Short problem:
Where the string "this" occurs in the material below, report the whole line.

Exercise materials:
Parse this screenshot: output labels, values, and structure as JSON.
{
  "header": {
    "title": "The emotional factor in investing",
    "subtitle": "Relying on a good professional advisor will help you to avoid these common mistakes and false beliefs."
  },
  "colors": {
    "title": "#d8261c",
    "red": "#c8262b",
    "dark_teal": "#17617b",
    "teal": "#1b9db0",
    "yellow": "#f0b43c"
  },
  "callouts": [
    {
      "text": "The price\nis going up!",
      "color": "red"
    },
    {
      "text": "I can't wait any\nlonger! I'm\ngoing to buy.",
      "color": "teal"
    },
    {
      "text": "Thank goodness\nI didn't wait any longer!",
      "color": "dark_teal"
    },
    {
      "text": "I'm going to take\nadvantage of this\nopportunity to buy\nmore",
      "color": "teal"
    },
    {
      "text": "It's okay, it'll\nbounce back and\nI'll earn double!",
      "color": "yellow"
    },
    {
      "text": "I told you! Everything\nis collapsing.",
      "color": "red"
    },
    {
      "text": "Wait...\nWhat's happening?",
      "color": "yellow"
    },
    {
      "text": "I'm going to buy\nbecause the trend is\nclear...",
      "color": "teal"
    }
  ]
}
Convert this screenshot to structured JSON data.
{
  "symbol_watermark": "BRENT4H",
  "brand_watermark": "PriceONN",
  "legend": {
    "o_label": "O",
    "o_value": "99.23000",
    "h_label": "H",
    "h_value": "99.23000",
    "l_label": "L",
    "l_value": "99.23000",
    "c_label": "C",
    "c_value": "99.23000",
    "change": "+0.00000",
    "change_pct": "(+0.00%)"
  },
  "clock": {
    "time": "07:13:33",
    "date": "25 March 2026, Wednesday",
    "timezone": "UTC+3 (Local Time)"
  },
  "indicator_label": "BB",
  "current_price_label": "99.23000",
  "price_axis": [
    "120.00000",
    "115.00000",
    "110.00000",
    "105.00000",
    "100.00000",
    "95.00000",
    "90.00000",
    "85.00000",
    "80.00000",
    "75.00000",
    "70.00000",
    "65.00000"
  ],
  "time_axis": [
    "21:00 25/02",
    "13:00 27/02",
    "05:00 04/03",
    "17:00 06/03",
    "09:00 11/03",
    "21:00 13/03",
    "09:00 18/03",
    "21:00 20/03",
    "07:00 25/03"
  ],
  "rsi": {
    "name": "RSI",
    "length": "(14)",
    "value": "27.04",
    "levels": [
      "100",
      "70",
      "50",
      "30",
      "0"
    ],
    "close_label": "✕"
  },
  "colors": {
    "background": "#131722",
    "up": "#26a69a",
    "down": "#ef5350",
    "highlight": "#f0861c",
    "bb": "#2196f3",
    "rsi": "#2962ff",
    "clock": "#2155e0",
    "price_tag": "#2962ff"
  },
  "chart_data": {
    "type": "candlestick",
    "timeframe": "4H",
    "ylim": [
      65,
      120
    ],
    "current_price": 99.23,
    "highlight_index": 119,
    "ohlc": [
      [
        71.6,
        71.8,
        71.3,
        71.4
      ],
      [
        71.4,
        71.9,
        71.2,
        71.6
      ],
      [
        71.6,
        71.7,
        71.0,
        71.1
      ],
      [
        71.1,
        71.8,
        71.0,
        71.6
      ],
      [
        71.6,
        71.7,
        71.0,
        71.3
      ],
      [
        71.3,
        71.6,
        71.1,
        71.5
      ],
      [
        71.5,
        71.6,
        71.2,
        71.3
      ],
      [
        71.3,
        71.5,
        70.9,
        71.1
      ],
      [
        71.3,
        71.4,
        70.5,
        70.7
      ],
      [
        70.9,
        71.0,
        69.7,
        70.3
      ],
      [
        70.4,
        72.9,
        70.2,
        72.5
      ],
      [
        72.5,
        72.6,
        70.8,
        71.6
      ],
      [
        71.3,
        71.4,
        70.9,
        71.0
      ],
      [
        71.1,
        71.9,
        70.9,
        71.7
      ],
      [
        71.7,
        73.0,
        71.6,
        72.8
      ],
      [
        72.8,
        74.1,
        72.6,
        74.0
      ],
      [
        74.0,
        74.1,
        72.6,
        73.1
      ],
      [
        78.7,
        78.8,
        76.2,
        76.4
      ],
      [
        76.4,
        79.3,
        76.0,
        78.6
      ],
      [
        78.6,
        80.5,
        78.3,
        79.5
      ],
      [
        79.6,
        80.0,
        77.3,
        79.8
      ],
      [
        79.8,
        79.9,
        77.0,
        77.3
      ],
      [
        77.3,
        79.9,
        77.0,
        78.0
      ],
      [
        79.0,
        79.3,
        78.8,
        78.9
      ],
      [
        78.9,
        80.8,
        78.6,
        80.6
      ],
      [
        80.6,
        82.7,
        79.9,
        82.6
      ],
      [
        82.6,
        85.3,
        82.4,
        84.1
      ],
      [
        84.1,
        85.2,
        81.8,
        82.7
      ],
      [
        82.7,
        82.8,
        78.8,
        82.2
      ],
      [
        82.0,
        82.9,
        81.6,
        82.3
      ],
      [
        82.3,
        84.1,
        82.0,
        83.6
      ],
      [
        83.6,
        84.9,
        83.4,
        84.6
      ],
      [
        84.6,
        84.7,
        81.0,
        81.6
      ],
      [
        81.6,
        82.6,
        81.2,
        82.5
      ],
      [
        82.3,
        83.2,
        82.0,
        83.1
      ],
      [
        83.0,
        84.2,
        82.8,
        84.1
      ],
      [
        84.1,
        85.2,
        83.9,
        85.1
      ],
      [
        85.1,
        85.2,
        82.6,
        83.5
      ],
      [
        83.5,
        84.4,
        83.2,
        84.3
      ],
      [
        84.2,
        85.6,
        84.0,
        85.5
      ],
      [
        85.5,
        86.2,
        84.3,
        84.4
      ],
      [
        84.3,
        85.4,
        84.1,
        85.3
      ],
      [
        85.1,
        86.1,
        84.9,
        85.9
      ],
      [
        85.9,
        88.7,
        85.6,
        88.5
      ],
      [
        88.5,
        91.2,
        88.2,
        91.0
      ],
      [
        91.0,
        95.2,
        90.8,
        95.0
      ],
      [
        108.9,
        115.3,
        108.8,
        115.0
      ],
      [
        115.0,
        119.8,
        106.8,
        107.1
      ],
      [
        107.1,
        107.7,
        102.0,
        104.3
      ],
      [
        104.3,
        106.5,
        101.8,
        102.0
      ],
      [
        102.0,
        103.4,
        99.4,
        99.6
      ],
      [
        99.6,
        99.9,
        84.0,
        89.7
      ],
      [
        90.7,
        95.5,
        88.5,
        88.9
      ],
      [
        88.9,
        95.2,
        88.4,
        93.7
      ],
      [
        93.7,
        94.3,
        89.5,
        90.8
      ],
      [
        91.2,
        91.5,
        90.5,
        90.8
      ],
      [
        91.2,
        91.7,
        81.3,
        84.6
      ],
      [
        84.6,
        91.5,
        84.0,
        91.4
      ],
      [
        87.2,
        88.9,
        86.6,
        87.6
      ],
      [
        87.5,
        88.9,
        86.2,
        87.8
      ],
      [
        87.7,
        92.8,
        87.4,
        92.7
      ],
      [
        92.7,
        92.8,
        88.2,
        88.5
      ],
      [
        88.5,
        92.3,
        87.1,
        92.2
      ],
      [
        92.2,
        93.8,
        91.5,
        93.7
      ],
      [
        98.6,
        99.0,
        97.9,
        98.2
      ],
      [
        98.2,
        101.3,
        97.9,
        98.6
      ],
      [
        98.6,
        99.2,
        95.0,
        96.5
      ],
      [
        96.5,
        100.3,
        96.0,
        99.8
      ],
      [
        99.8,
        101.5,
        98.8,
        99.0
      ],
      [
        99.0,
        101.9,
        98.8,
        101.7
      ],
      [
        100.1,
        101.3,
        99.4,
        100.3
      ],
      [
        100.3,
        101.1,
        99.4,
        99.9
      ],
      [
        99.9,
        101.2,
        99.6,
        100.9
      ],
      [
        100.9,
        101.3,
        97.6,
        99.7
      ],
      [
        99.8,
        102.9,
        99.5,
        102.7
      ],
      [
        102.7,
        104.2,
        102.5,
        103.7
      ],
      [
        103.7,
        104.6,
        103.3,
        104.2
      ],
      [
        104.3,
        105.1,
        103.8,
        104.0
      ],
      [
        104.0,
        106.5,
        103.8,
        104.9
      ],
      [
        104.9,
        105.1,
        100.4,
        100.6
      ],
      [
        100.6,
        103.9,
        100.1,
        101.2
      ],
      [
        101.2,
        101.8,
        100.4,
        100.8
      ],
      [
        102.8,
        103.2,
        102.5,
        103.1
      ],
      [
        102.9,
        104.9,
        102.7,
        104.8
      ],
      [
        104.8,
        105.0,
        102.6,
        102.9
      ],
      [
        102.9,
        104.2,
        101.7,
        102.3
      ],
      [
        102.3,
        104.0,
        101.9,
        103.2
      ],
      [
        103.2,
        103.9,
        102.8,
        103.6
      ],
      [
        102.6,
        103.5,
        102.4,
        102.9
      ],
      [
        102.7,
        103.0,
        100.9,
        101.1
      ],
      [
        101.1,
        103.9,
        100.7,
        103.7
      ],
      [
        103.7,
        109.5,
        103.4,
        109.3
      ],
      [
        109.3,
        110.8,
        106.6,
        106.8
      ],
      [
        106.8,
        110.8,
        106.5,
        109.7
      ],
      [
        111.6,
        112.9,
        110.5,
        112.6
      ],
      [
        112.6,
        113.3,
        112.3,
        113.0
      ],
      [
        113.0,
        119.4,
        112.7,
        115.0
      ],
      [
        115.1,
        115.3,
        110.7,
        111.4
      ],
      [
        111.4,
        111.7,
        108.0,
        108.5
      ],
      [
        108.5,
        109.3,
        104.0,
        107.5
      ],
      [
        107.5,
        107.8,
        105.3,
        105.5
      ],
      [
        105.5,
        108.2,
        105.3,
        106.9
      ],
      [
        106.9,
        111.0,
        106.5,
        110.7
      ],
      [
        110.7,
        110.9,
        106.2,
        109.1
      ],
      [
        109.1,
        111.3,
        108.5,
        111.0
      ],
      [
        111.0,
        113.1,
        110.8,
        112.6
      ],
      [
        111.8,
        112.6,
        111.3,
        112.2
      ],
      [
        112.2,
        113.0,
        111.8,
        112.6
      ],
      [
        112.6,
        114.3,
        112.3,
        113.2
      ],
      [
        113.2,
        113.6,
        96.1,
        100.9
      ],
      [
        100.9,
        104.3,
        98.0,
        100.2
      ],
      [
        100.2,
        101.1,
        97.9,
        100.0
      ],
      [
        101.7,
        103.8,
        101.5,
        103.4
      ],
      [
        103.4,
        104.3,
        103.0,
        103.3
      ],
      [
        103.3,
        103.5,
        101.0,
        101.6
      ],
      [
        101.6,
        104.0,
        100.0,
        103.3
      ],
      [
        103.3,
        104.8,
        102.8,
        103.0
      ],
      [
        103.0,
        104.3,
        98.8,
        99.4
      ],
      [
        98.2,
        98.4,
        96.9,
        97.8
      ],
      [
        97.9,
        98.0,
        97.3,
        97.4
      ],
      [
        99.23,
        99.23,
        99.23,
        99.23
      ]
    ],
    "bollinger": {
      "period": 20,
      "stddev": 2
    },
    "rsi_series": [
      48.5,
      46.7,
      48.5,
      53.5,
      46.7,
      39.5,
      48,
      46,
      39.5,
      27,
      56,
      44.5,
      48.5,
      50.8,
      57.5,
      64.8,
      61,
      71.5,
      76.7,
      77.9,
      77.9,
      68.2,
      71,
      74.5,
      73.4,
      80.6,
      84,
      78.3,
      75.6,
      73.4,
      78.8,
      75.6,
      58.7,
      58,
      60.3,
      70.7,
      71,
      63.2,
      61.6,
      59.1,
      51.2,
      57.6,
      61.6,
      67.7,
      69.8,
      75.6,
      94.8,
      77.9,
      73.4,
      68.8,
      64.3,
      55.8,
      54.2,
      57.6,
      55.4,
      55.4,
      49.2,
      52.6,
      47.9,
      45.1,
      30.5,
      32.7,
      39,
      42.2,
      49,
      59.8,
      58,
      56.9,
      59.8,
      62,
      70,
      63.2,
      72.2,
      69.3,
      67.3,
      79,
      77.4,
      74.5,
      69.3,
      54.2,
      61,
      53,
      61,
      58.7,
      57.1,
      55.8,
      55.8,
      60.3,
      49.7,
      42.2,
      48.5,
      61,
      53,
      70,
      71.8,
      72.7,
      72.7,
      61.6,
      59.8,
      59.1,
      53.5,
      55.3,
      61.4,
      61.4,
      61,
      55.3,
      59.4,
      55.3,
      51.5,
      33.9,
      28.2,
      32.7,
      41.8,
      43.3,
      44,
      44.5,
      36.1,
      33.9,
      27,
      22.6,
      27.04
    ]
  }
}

Full output:
Parse this screenshot: output labels, values, and structure as JSON.
      "text": "I'm going to take\nadvantage of this\nopportunity to buy\nmore",
Convert this screenshot to structured JSON data.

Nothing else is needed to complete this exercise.